• [TASK REQUIREMENTS] Look at the entries below and reproduce them exactly.

• [RECORD EXTRACTS]
------------------------------------

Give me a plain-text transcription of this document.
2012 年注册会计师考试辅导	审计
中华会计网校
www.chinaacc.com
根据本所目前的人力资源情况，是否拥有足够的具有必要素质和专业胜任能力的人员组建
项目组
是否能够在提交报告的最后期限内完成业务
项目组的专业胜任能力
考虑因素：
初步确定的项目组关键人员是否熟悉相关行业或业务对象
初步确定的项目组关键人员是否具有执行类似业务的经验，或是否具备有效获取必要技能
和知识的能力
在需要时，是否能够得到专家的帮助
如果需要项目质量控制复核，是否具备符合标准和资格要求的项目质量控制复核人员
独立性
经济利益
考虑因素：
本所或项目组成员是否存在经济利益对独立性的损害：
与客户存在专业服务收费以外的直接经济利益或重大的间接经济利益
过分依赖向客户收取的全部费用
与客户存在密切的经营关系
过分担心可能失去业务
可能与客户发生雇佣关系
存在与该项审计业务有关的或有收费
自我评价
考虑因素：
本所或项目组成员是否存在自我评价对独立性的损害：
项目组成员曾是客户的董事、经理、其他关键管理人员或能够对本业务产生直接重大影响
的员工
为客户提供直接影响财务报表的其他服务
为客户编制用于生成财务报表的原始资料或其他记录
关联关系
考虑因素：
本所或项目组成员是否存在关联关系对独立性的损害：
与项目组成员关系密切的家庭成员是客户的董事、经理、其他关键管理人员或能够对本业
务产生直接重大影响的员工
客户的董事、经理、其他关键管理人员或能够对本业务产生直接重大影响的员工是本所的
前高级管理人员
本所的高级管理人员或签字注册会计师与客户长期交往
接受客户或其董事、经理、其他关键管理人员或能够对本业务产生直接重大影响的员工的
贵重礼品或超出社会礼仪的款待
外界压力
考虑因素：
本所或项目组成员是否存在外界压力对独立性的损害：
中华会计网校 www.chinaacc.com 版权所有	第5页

------------------------------------

• [OUTPUT FOR THIS TASK]
Give me a plain-text transcription of this document.
2012 年注册会计师考试辅导	审计
中华会计网校
www.chinaacc.com
根据本所目前的人力资源情况，是否拥有足够的具有必要素质和专业胜任能力的人员组建
项目组
是否能够在提交报告的最后期限内完成业务
项目组的专业胜任能力
考虑因素：
初步确定的项目组关键人员是否熟悉相关行业或业务对象
初步确定的项目组关键人员是否具有执行类似业务的经验，或是否具备有效获取必要技能
和知识的能力
在需要时，是否能够得到专家的帮助
如果需要项目质量控制复核，是否具备符合标准和资格要求的项目质量控制复核人员
独立性
经济利益
考虑因素：
本所或项目组成员是否存在经济利益对独立性的损害：
与客户存在专业服务收费以外的直接经济利益或重大的间接经济利益
过分依赖向客户收取的全部费用
与客户存在密切的经营关系
过分担心可能失去业务
可能与客户发生雇佣关系
存在与该项审计业务有关的或有收费
自我评价
考虑因素：
本所或项目组成员是否存在自我评价对独立性的损害：
项目组成员曾是客户的董事、经理、其他关键管理人员或能够对本业务产生直接重大影响
的员工
为客户提供直接影响财务报表的其他服务
为客户编制用于生成财务报表的原始资料或其他记录
关联关系
考虑因素：
本所或项目组成员是否存在关联关系对独立性的损害：
与项目组成员关系密切的家庭成员是客户的董事、经理、其他关键管理人员或能够对本业
务产生直接重大影响的员工
客户的董事、经理、其他关键管理人员或能够对本业务产生直接重大影响的员工是本所的
前高级管理人员
本所的高级管理人员或签字注册会计师与客户长期交往
接受客户或其董事、经理、其他关键管理人员或能够对本业务产生直接重大影响的员工的
贵重礼品或超出社会礼仪的款待
外界压力
考虑因素：
本所或项目组成员是否存在外界压力对独立性的损害：
中华会计网校 www.chinaacc.com 版权所有	第5页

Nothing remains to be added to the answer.